Figure record listings:
⟨

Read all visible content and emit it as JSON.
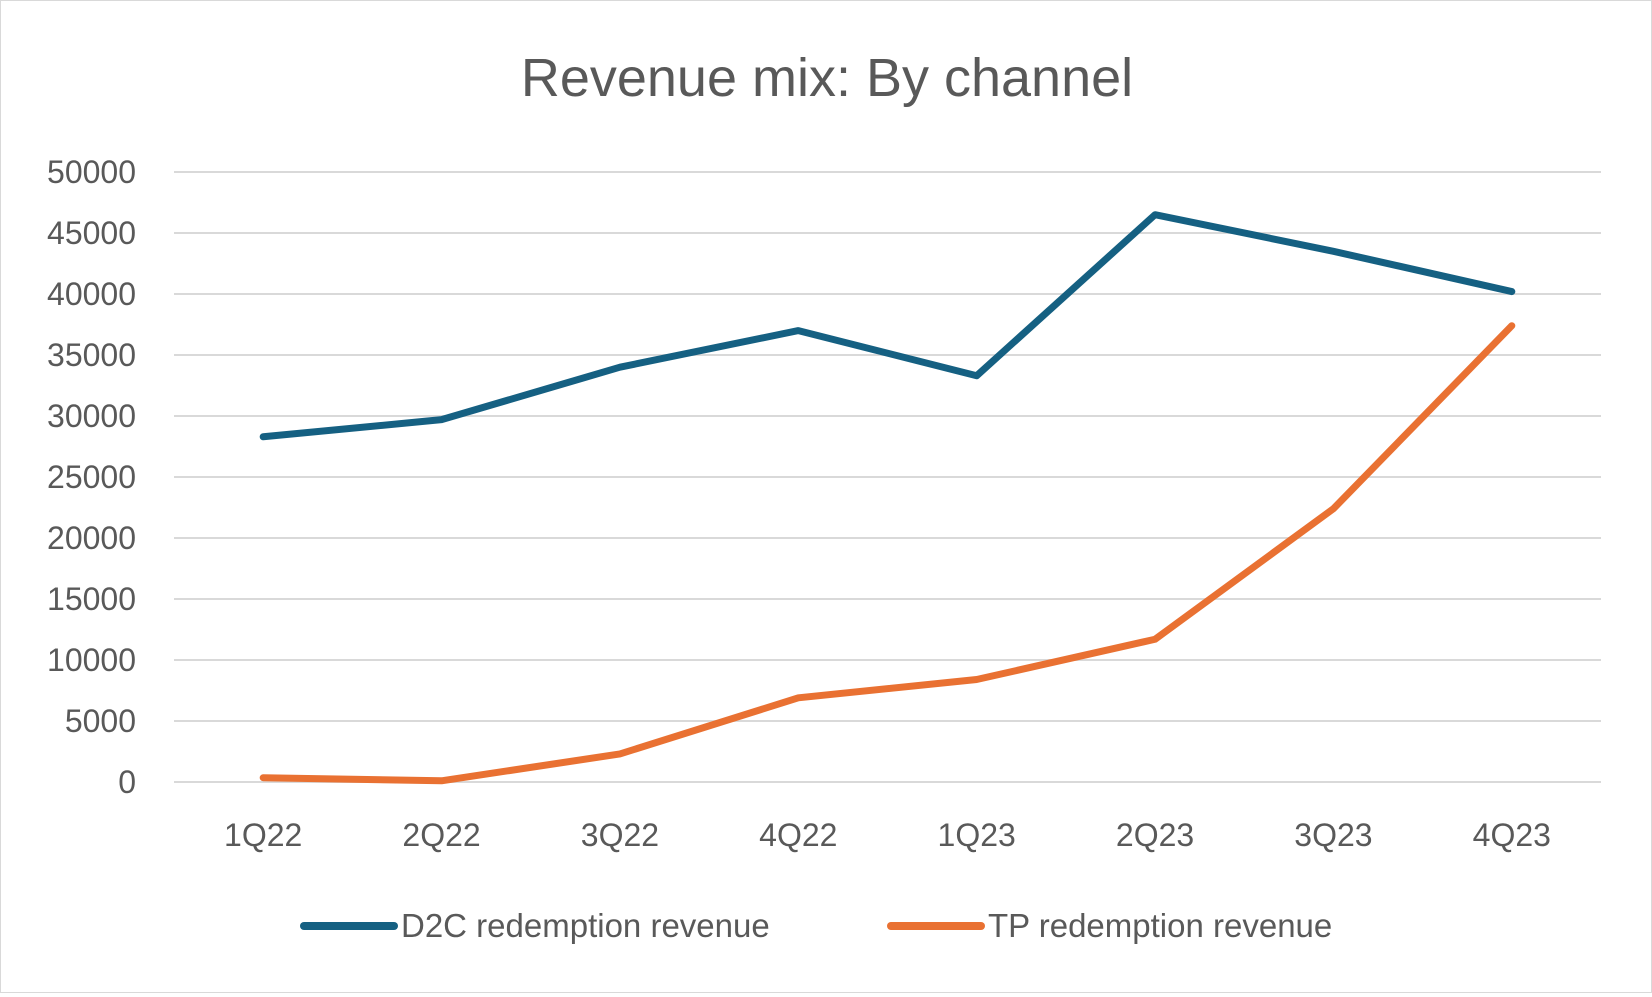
{
  "chart_data": {
    "type": "line",
    "title": "Revenue mix: By channel",
    "xlabel": "",
    "ylabel": "",
    "categories": [
      "1Q22",
      "2Q22",
      "3Q22",
      "4Q22",
      "1Q23",
      "2Q23",
      "3Q23",
      "4Q23"
    ],
    "ylim": [
      0,
      50000
    ],
    "yticks": [
      0,
      5000,
      10000,
      15000,
      20000,
      25000,
      30000,
      35000,
      40000,
      45000,
      50000
    ],
    "grid": true,
    "legend_position": "bottom",
    "series": [
      {
        "name": "D2C redemption revenue",
        "color": "#156082",
        "values": [
          28300,
          29700,
          34000,
          37000,
          33300,
          46500,
          43500,
          40200
        ]
      },
      {
        "name": "TP redemption revenue",
        "color": "#E97132",
        "values": [
          350,
          100,
          2300,
          6900,
          8400,
          11700,
          22400,
          37400
        ]
      }
    ]
  }
}
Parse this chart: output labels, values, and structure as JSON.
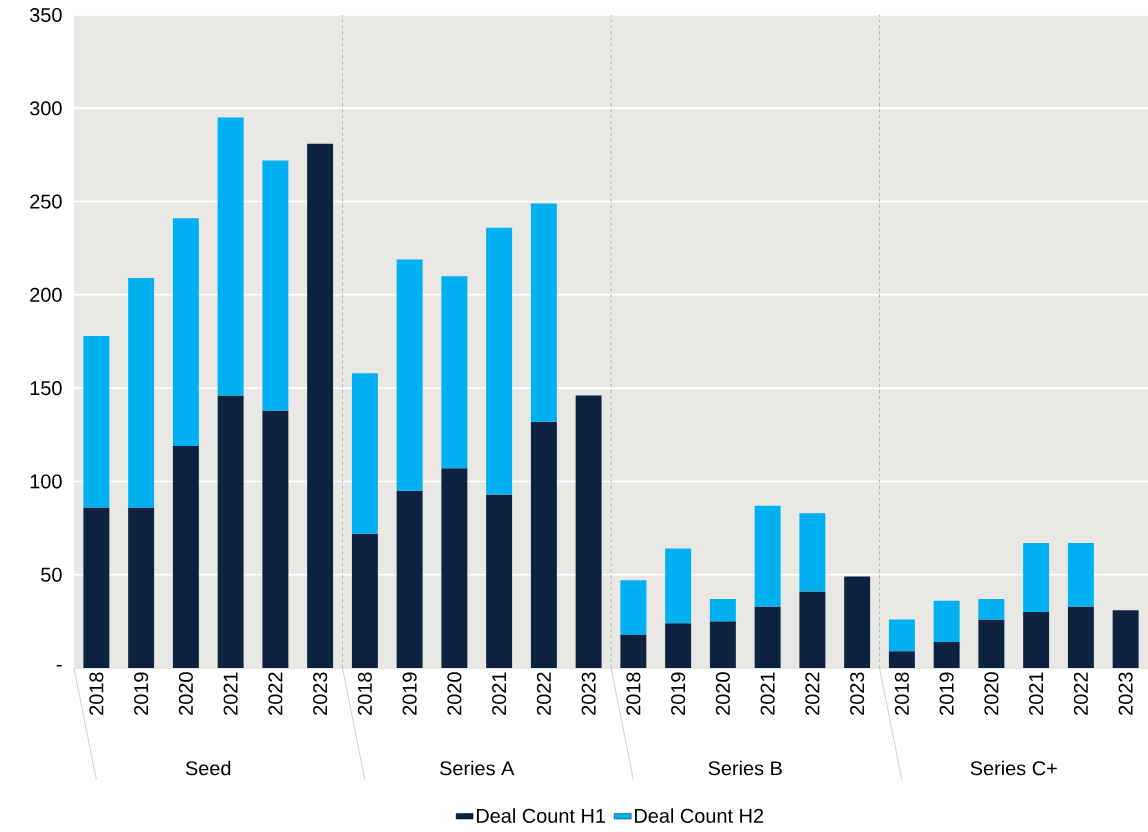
{
  "chart_data": {
    "type": "bar",
    "stacked": true,
    "categories": [
      "2018",
      "2019",
      "2020",
      "2021",
      "2022",
      "2023",
      "2018",
      "2019",
      "2020",
      "2021",
      "2022",
      "2023",
      "2018",
      "2019",
      "2020",
      "2021",
      "2022",
      "2023",
      "2018",
      "2019",
      "2020",
      "2021",
      "2022",
      "2023"
    ],
    "series": [
      {
        "name": "Deal Count H1",
        "color": "#0d2240",
        "values": [
          86,
          86,
          119,
          146,
          138,
          281,
          72,
          95,
          107,
          93,
          132,
          146,
          18,
          24,
          25,
          33,
          41,
          49,
          9,
          14,
          26,
          30,
          33,
          31
        ]
      },
      {
        "name": "Deal Count H2",
        "color": "#00b0f0",
        "values": [
          92,
          123,
          122,
          149,
          134,
          null,
          86,
          124,
          103,
          143,
          117,
          null,
          29,
          40,
          12,
          54,
          42,
          null,
          17,
          22,
          11,
          37,
          34,
          null
        ]
      }
    ],
    "annotations": [
      "Seed",
      "Series A",
      "Series B",
      "Series C+"
    ],
    "ylim": [
      0,
      350
    ],
    "yticks": [
      {
        "value": 0,
        "label": "-"
      },
      50,
      100,
      150,
      200,
      250,
      300,
      350
    ],
    "grid": "y",
    "legend": "bottom"
  }
}
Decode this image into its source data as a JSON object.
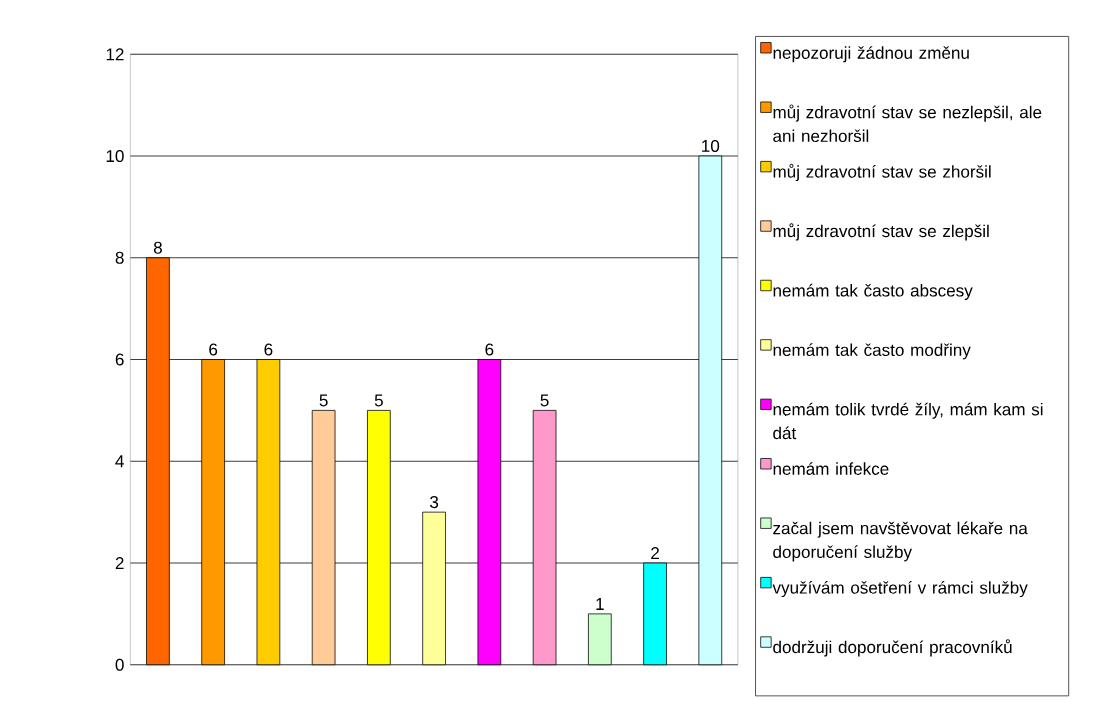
{
  "chart_data": {
    "type": "bar",
    "categories": [
      null,
      null,
      null,
      null,
      null,
      null,
      null,
      null,
      null,
      null,
      null
    ],
    "series": [
      {
        "name": "nepozoruji žádnou změnu",
        "color": "#ff6600",
        "values": [
          8,
          null,
          null,
          null,
          null,
          null,
          null,
          null,
          null,
          null,
          null
        ]
      },
      {
        "name": "můj zdravotní stav se nezlepšil, ale ani nezhoršil",
        "color": "#ff9900",
        "values": [
          null,
          6,
          null,
          null,
          null,
          null,
          null,
          null,
          null,
          null,
          null
        ]
      },
      {
        "name": "můj zdravotní stav se zhoršil",
        "color": "#ffcc00",
        "values": [
          null,
          null,
          6,
          null,
          null,
          null,
          null,
          null,
          null,
          null,
          null
        ]
      },
      {
        "name": "můj zdravotní stav se zlepšil",
        "color": "#ffcc99",
        "values": [
          null,
          null,
          null,
          5,
          null,
          null,
          null,
          null,
          null,
          null,
          null
        ]
      },
      {
        "name": "nemám tak často abscesy",
        "color": "#ffff00",
        "values": [
          null,
          null,
          null,
          null,
          5,
          null,
          null,
          null,
          null,
          null,
          null
        ]
      },
      {
        "name": "nemám tak často modřiny",
        "color": "#ffff99",
        "values": [
          null,
          null,
          null,
          null,
          null,
          3,
          null,
          null,
          null,
          null,
          null
        ]
      },
      {
        "name": "nemám tolik tvrdé žíly, mám kam si dát",
        "color": "#ff00ff",
        "values": [
          null,
          null,
          null,
          null,
          null,
          null,
          6,
          null,
          null,
          null,
          null
        ]
      },
      {
        "name": "nemám infekce",
        "color": "#ff99cc",
        "values": [
          null,
          null,
          null,
          null,
          null,
          null,
          null,
          5,
          null,
          null,
          null
        ]
      },
      {
        "name": "začal jsem navštěvovat lékaře na doporučení služby",
        "color": "#ccffcc",
        "values": [
          null,
          null,
          null,
          null,
          null,
          null,
          null,
          null,
          1,
          null,
          null
        ]
      },
      {
        "name": "využívám ošetření v rámci služby",
        "color": "#00ffff",
        "values": [
          null,
          null,
          null,
          null,
          null,
          null,
          null,
          null,
          null,
          2,
          null
        ]
      },
      {
        "name": "dodržuji doporučení pracovníků",
        "color": "#ccffff",
        "values": [
          null,
          null,
          null,
          null,
          null,
          null,
          null,
          null,
          null,
          null,
          10
        ]
      }
    ],
    "ylim": [
      0,
      12
    ],
    "yticks": [
      0,
      2,
      4,
      6,
      8,
      10,
      12
    ],
    "grid": "y",
    "legend": "right",
    "tick_labels": "y",
    "data_labels": true
  }
}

⟩

Set exercise: Reproduce each entry precisely, dropping only the pictures.

Complete output:
Read all visible content and emit it as JSON.
{
  "chart_data": {
    "type": "line",
    "title": "Revenue mix: By channel",
    "xlabel": "",
    "ylabel": "",
    "categories": [
      "1Q22",
      "2Q22",
      "3Q22",
      "4Q22",
      "1Q23",
      "2Q23",
      "3Q23",
      "4Q23"
    ],
    "ylim": [
      0,
      50000
    ],
    "yticks": [
      0,
      5000,
      10000,
      15000,
      20000,
      25000,
      30000,
      35000,
      40000,
      45000,
      50000
    ],
    "grid": true,
    "legend_position": "bottom",
    "series": [
      {
        "name": "D2C redemption revenue",
        "color": "#156082",
        "values": [
          28300,
          29700,
          34000,
          37000,
          33300,
          46500,
          43500,
          40200
        ]
      },
      {
        "name": "TP redemption revenue",
        "color": "#E97132",
        "values": [
          350,
          100,
          2300,
          6900,
          8400,
          11700,
          22400,
          37400
        ]
      }
    ]
  }
}
Parse this chart: output labels, values, and structure as JSON.
{
  "chart_data": {
    "type": "bar",
    "stacked": true,
    "categories": [
      "2018",
      "2019",
      "2020",
      "2021",
      "2022",
      "2023",
      "2018",
      "2019",
      "2020",
      "2021",
      "2022",
      "2023",
      "2018",
      "2019",
      "2020",
      "2021",
      "2022",
      "2023",
      "2018",
      "2019",
      "2020",
      "2021",
      "2022",
      "2023"
    ],
    "series": [
      {
        "name": "Deal Count H1",
        "color": "#0d2240",
        "values": [
          86,
          86,
          119,
          146,
          138,
          281,
          72,
          95,
          107,
          93,
          132,
          146,
          18,
          24,
          25,
          33,
          41,
          49,
          9,
          14,
          26,
          30,
          33,
          31
        ]
      },
      {
        "name": "Deal Count H2",
        "color": "#00b0f0",
        "values": [
          92,
          123,
          122,
          149,
          134,
          null,
          86,
          124,
          103,
          143,
          117,
          null,
          29,
          40,
          12,
          54,
          42,
          null,
          17,
          22,
          11,
          37,
          34,
          null
        ]
      }
    ],
    "annotations": [
      "Seed",
      "Series A",
      "Series B",
      "Series C+"
    ],
    "ylim": [
      0,
      350
    ],
    "yticks": [
      {
        "value": 0,
        "label": "-"
      },
      50,
      100,
      150,
      200,
      250,
      300,
      350
    ],
    "grid": "y",
    "legend": "bottom"
  }
}
Decode this image into its source data as a JSON object.
{
  "chart_data": {
    "type": "bar",
    "categories": [
      null,
      null,
      null,
      null,
      null,
      null,
      null,
      null,
      null,
      null,
      null
    ],
    "series": [
      {
        "name": "nepozoruji žádnou změnu",
        "color": "#ff6600",
        "values": [
          8,
          null,
          null,
          null,
          null,
          null,
          null,
          null,
          null,
          null,
          null
        ]
      },
      {
        "name": "můj zdravotní stav se nezlepšil, ale ani nezhoršil",
        "color": "#ff9900",
        "values": [
          null,
          6,
          null,
          null,
          null,
          null,
          null,
          null,
          null,
          null,
          null
        ]
      },
      {
        "name": "můj zdravotní stav se zhoršil",
        "color": "#ffcc00",
        "values": [
          null,
          null,
          6,
          null,
          null,
          null,
          null,
          null,
          null,
          null,
          null
        ]
      },
      {
        "name": "můj zdravotní stav se zlepšil",
        "color": "#ffcc99",
        "values": [
          null,
          null,
          null,
          5,
          null,
          null,
          null,
          null,
          null,
          null,
          null
        ]
      },
      {
        "name": "nemám tak často abscesy",
        "color": "#ffff00",
        "values": [
          null,
          null,
          null,
          null,
          5,
          null,
          null,
          null,
          null,
          null,
          null
        ]
      },
      {
        "name": "nemám tak často modřiny",
        "color": "#ffff99",
        "values": [
          null,
          null,
          null,
          null,
          null,
          3,
          null,
          null,
          null,
          null,
          null
        ]
      },
      {
        "name": "nemám tolik tvrdé žíly, mám kam si dát",
        "color": "#ff00ff",
        "values": [
          null,
          null,
          null,
          null,
          null,
          null,
          6,
          null,
          null,
          null,
          null
        ]
      },
      {
        "name": "nemám infekce",
        "color": "#ff99cc",
        "values": [
          null,
          null,
          null,
          null,
          null,
          null,
          null,
          5,
          null,
          null,
          null
        ]
      },
      {
        "name": "začal jsem navštěvovat lékaře na doporučení služby",
        "color": "#ccffcc",
        "values": [
          null,
          null,
          null,
          null,
          null,
          null,
          null,
          null,
          1,
          null,
          null
        ]
      },
      {
        "name": "využívám ošetření v rámci služby",
        "color": "#00ffff",
        "values": [
          null,
          null,
          null,
          null,
          null,
          null,
          null,
          null,
          null,
          2,
          null
        ]
      },
      {
        "name": "dodržuji doporučení pracovníků",
        "color": "#ccffff",
        "values": [
          null,
          null,
          null,
          null,
          null,
          null,
          null,
          null,
          null,
          null,
          10
        ]
      }
    ],
    "ylim": [
      0,
      12
    ],
    "yticks": [
      0,
      2,
      4,
      6,
      8,
      10,
      12
    ],
    "grid": "y",
    "legend": "right",
    "tick_labels": "y",
    "data_labels": true
  }
}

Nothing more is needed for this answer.